WORK TO COMPLETE — Write every line out verbatim and omit the pictures.

PROVIDED RECORDS —
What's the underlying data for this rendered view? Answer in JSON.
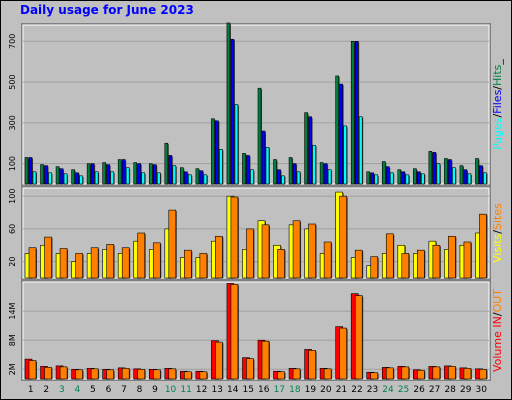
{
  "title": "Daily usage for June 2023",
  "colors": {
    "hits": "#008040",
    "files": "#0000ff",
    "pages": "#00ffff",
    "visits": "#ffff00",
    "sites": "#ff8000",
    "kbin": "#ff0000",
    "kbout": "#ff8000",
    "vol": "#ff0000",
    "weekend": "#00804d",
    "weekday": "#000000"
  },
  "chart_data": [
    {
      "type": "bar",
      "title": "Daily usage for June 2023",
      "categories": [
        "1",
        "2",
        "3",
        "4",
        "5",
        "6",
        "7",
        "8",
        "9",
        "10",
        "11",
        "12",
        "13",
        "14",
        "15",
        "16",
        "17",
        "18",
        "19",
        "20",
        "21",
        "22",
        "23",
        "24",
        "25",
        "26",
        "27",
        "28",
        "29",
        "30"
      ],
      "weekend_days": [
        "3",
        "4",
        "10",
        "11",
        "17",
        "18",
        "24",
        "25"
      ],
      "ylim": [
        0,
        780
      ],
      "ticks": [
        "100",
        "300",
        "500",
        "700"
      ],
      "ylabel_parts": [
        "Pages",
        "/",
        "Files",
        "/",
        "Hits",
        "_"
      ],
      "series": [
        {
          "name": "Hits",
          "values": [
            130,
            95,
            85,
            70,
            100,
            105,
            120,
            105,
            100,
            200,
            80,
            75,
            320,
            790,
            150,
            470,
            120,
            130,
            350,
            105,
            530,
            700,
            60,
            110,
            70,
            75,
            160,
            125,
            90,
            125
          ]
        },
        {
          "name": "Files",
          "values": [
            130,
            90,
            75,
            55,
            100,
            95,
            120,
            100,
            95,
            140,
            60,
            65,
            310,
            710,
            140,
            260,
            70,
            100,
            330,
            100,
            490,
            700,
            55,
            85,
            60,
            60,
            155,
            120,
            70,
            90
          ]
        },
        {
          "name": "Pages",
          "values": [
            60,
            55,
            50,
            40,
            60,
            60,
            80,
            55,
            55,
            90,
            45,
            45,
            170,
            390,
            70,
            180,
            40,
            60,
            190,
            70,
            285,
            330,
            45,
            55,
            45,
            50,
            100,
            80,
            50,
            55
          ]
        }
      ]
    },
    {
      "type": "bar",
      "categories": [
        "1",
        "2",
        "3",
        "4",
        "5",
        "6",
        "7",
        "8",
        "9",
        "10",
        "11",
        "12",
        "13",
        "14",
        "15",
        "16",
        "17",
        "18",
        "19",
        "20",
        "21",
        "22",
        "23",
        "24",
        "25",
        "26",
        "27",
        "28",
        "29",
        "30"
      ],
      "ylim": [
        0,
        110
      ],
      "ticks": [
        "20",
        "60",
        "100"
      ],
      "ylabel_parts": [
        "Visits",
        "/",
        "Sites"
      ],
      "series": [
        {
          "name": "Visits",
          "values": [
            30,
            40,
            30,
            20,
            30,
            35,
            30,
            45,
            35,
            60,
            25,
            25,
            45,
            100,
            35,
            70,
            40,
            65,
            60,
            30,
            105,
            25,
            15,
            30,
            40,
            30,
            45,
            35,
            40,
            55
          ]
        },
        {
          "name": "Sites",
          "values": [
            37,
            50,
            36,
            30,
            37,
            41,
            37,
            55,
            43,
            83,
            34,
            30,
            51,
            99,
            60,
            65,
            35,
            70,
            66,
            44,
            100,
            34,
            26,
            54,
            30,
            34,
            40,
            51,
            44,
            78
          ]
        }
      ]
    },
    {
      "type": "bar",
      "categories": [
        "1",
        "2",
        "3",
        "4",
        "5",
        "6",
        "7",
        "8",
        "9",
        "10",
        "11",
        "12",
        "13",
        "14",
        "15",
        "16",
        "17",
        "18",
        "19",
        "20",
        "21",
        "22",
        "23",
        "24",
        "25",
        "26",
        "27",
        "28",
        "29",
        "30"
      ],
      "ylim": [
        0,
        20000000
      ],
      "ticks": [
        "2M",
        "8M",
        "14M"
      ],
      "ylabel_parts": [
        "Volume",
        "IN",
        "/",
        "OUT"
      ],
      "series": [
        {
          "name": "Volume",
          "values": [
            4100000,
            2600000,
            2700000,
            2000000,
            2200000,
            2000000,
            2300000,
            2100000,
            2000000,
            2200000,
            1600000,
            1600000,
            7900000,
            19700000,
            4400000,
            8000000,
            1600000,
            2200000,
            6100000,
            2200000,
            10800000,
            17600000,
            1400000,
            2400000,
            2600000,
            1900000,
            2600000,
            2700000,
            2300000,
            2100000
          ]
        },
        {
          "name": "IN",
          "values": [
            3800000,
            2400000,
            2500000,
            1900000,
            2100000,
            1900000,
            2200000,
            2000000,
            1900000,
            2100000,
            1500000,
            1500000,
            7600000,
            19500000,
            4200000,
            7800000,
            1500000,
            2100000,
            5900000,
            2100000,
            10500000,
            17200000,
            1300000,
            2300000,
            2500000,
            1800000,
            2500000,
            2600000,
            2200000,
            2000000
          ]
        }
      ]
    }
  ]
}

TASK SOLUTION —
What's the underlying data for this rendered view? Answer in JSON.
{
  "title": "Daily usage for June 2023",
  "colors": {
    "hits": "#008040",
    "files": "#0000ff",
    "pages": "#00ffff",
    "visits": "#ffff00",
    "sites": "#ff8000",
    "kbin": "#ff0000",
    "kbout": "#ff8000",
    "vol": "#ff0000",
    "weekend": "#00804d",
    "weekday": "#000000"
  },
  "chart_data": [
    {
      "type": "bar",
      "title": "Daily usage for June 2023",
      "categories": [
        "1",
        "2",
        "3",
        "4",
        "5",
        "6",
        "7",
        "8",
        "9",
        "10",
        "11",
        "12",
        "13",
        "14",
        "15",
        "16",
        "17",
        "18",
        "19",
        "20",
        "21",
        "22",
        "23",
        "24",
        "25",
        "26",
        "27",
        "28",
        "29",
        "30"
      ],
      "weekend_days": [
        "3",
        "4",
        "10",
        "11",
        "17",
        "18",
        "24",
        "25"
      ],
      "ylim": [
        0,
        780
      ],
      "ticks": [
        "100",
        "300",
        "500",
        "700"
      ],
      "ylabel_parts": [
        "Pages",
        "/",
        "Files",
        "/",
        "Hits",
        "_"
      ],
      "series": [
        {
          "name": "Hits",
          "values": [
            130,
            95,
            85,
            70,
            100,
            105,
            120,
            105,
            100,
            200,
            80,
            75,
            320,
            790,
            150,
            470,
            120,
            130,
            350,
            105,
            530,
            700,
            60,
            110,
            70,
            75,
            160,
            125,
            90,
            125
          ]
        },
        {
          "name": "Files",
          "values": [
            130,
            90,
            75,
            55,
            100,
            95,
            120,
            100,
            95,
            140,
            60,
            65,
            310,
            710,
            140,
            260,
            70,
            100,
            330,
            100,
            490,
            700,
            55,
            85,
            60,
            60,
            155,
            120,
            70,
            90
          ]
        },
        {
          "name": "Pages",
          "values": [
            60,
            55,
            50,
            40,
            60,
            60,
            80,
            55,
            55,
            90,
            45,
            45,
            170,
            390,
            70,
            180,
            40,
            60,
            190,
            70,
            285,
            330,
            45,
            55,
            45,
            50,
            100,
            80,
            50,
            55
          ]
        }
      ]
    },
    {
      "type": "bar",
      "categories": [
        "1",
        "2",
        "3",
        "4",
        "5",
        "6",
        "7",
        "8",
        "9",
        "10",
        "11",
        "12",
        "13",
        "14",
        "15",
        "16",
        "17",
        "18",
        "19",
        "20",
        "21",
        "22",
        "23",
        "24",
        "25",
        "26",
        "27",
        "28",
        "29",
        "30"
      ],
      "ylim": [
        0,
        110
      ],
      "ticks": [
        "20",
        "60",
        "100"
      ],
      "ylabel_parts": [
        "Visits",
        "/",
        "Sites"
      ],
      "series": [
        {
          "name": "Visits",
          "values": [
            30,
            40,
            30,
            20,
            30,
            35,
            30,
            45,
            35,
            60,
            25,
            25,
            45,
            100,
            35,
            70,
            40,
            65,
            60,
            30,
            105,
            25,
            15,
            30,
            40,
            30,
            45,
            35,
            40,
            55
          ]
        },
        {
          "name": "Sites",
          "values": [
            37,
            50,
            36,
            30,
            37,
            41,
            37,
            55,
            43,
            83,
            34,
            30,
            51,
            99,
            60,
            65,
            35,
            70,
            66,
            44,
            100,
            34,
            26,
            54,
            30,
            34,
            40,
            51,
            44,
            78
          ]
        }
      ]
    },
    {
      "type": "bar",
      "categories": [
        "1",
        "2",
        "3",
        "4",
        "5",
        "6",
        "7",
        "8",
        "9",
        "10",
        "11",
        "12",
        "13",
        "14",
        "15",
        "16",
        "17",
        "18",
        "19",
        "20",
        "21",
        "22",
        "23",
        "24",
        "25",
        "26",
        "27",
        "28",
        "29",
        "30"
      ],
      "ylim": [
        0,
        20000000
      ],
      "ticks": [
        "2M",
        "8M",
        "14M"
      ],
      "ylabel_parts": [
        "Volume",
        "IN",
        "/",
        "OUT"
      ],
      "series": [
        {
          "name": "Volume",
          "values": [
            4100000,
            2600000,
            2700000,
            2000000,
            2200000,
            2000000,
            2300000,
            2100000,
            2000000,
            2200000,
            1600000,
            1600000,
            7900000,
            19700000,
            4400000,
            8000000,
            1600000,
            2200000,
            6100000,
            2200000,
            10800000,
            17600000,
            1400000,
            2400000,
            2600000,
            1900000,
            2600000,
            2700000,
            2300000,
            2100000
          ]
        },
        {
          "name": "IN",
          "values": [
            3800000,
            2400000,
            2500000,
            1900000,
            2100000,
            1900000,
            2200000,
            2000000,
            1900000,
            2100000,
            1500000,
            1500000,
            7600000,
            19500000,
            4200000,
            7800000,
            1500000,
            2100000,
            5900000,
            2100000,
            10500000,
            17200000,
            1300000,
            2300000,
            2500000,
            1800000,
            2500000,
            2600000,
            2200000,
            2000000
          ]
        }
      ]
    }
  ]
}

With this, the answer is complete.